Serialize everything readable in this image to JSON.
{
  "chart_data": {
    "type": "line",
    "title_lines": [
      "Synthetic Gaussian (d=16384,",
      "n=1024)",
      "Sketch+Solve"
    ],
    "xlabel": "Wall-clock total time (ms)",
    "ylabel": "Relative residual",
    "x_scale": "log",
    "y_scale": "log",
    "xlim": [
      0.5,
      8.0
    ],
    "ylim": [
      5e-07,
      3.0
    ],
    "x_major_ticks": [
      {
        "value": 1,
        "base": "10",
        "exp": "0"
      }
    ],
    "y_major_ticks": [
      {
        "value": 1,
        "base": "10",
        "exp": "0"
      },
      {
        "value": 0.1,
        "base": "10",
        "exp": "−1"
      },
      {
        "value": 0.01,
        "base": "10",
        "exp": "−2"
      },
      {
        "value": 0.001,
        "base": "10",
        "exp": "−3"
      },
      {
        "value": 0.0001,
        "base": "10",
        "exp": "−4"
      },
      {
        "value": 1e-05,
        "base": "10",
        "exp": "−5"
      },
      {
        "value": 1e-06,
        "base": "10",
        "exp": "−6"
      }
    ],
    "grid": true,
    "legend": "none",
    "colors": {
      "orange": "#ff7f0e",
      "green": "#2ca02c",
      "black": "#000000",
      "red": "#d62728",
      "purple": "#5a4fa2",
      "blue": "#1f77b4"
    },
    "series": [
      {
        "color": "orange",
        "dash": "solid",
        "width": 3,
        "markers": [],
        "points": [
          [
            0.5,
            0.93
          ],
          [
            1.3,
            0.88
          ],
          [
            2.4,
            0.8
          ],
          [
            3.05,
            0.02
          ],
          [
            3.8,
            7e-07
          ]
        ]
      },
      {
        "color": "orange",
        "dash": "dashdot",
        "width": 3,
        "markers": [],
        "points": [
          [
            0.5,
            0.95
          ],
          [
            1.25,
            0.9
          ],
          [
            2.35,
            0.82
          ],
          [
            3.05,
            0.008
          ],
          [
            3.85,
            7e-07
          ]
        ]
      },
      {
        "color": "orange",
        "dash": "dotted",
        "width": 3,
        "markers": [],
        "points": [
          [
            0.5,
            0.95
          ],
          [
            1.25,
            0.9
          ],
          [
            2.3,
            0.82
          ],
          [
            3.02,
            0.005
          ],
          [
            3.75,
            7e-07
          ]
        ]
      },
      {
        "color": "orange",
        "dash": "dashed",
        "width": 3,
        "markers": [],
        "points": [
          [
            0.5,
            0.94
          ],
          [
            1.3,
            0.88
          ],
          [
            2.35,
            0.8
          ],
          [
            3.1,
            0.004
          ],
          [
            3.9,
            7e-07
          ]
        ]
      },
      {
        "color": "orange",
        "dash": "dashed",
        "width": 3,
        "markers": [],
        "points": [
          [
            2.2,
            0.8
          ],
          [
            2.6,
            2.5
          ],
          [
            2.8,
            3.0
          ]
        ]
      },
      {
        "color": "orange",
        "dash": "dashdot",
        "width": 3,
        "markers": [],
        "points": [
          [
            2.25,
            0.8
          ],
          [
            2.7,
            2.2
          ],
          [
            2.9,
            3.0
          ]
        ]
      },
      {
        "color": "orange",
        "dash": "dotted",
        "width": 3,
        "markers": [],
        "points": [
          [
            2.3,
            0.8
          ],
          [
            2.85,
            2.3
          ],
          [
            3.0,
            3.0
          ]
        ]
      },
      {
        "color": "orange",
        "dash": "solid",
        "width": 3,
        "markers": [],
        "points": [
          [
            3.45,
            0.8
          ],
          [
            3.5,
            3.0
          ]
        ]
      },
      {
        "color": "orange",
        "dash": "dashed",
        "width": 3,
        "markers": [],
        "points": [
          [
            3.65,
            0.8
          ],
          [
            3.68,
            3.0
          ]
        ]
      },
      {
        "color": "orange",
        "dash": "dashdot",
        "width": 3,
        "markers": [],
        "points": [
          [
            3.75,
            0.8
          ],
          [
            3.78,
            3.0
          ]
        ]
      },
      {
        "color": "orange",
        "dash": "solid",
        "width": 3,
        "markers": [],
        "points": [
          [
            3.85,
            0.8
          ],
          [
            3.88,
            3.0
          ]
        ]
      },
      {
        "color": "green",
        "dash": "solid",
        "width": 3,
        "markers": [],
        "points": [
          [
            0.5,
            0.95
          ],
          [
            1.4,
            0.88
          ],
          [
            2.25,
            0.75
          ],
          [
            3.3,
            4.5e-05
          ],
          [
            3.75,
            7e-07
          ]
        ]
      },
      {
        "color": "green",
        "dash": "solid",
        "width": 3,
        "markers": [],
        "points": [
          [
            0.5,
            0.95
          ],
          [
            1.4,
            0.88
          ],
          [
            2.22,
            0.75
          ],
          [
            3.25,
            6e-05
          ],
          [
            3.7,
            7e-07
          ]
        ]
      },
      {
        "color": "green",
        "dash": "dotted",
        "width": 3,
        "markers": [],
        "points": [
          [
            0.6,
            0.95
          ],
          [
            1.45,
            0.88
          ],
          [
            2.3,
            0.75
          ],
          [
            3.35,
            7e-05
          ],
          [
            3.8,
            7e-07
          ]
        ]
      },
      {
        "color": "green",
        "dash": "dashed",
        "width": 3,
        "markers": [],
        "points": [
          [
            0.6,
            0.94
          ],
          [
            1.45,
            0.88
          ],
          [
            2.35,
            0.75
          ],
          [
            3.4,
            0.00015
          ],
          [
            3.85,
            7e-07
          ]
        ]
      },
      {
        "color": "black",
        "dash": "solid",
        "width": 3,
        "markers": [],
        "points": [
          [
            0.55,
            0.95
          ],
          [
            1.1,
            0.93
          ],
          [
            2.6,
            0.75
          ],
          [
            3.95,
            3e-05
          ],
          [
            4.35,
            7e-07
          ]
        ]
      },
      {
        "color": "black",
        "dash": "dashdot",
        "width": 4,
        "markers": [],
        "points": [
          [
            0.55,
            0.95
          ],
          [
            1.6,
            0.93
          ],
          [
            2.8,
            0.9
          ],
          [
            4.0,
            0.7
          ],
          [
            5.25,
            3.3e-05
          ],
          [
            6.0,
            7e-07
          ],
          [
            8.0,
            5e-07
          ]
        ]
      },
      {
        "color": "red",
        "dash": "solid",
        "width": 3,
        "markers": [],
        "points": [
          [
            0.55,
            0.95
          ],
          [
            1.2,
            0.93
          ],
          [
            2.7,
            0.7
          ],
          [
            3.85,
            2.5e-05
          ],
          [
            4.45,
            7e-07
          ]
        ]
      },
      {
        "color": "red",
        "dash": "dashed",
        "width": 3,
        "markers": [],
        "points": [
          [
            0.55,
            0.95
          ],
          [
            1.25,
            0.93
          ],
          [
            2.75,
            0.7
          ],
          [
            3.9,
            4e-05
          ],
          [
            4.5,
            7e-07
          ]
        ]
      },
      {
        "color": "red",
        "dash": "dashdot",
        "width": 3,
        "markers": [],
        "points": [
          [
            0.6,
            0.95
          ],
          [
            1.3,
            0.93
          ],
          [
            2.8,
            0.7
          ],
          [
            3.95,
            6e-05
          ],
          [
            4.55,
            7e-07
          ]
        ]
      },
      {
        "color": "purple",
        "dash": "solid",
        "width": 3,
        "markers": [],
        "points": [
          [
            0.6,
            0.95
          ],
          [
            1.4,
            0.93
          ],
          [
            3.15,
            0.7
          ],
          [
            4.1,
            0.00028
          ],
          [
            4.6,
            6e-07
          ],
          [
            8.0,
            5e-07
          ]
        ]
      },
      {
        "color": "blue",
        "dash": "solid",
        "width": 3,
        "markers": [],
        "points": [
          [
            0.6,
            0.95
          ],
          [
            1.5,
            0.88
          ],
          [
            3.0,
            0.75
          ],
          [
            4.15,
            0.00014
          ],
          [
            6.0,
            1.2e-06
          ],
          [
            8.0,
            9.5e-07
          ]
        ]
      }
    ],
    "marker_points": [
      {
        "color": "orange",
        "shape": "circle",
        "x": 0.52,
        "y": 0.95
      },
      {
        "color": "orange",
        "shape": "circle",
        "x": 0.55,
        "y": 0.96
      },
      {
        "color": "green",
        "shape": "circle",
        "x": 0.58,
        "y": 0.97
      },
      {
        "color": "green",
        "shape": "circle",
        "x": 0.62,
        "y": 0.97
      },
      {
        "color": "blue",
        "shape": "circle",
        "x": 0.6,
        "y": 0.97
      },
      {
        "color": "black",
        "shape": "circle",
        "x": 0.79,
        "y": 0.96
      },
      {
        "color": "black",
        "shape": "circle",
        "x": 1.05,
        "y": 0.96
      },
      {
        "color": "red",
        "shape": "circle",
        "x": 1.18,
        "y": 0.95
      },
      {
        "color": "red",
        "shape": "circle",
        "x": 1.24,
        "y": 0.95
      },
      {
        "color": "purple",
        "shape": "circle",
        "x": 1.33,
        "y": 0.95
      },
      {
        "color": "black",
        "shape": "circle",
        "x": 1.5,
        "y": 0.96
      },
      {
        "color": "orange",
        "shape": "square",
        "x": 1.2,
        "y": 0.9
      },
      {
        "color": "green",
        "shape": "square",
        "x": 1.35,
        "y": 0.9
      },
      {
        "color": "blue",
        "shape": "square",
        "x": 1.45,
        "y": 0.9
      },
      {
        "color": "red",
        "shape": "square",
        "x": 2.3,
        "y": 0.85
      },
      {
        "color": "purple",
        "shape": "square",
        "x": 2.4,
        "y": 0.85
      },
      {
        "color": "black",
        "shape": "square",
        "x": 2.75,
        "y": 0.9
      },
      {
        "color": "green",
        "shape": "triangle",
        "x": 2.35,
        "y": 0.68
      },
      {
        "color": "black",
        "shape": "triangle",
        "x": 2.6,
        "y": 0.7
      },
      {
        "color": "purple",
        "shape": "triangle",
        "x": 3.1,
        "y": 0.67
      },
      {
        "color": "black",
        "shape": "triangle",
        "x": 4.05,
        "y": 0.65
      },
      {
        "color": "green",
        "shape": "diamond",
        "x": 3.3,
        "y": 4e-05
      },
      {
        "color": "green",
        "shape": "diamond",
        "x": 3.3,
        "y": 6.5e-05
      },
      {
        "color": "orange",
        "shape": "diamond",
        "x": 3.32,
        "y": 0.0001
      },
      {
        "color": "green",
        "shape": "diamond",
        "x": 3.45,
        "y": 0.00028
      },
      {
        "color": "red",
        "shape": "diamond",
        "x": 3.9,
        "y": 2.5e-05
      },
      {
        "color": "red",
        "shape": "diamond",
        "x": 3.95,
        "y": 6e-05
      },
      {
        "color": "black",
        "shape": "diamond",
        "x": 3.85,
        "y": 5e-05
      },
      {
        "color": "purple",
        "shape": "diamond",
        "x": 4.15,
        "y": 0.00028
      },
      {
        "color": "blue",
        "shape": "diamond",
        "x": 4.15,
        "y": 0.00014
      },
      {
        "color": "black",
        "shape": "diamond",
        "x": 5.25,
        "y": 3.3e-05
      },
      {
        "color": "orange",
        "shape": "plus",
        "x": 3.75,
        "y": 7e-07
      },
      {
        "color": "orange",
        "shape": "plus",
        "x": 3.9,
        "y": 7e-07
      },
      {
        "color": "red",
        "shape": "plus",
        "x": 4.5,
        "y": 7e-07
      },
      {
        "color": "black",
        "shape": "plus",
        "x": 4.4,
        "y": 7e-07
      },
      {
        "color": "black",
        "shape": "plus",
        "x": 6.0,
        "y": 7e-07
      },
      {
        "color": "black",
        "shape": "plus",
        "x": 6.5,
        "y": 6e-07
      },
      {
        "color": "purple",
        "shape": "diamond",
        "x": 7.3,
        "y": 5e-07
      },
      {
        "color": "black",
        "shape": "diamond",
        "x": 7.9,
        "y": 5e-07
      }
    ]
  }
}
★ ★ ★ ★
-- Written exercise --
Gather and copy every line of the data in which the string "value" is found.

-- Written response --
        "value": 1,
        "value": 1,
        "value": 0.1,
        "value": 0.01,
        "value": 0.001,
        "value": 0.0001,
        "value": 1e-05,
        "value": 1e-06,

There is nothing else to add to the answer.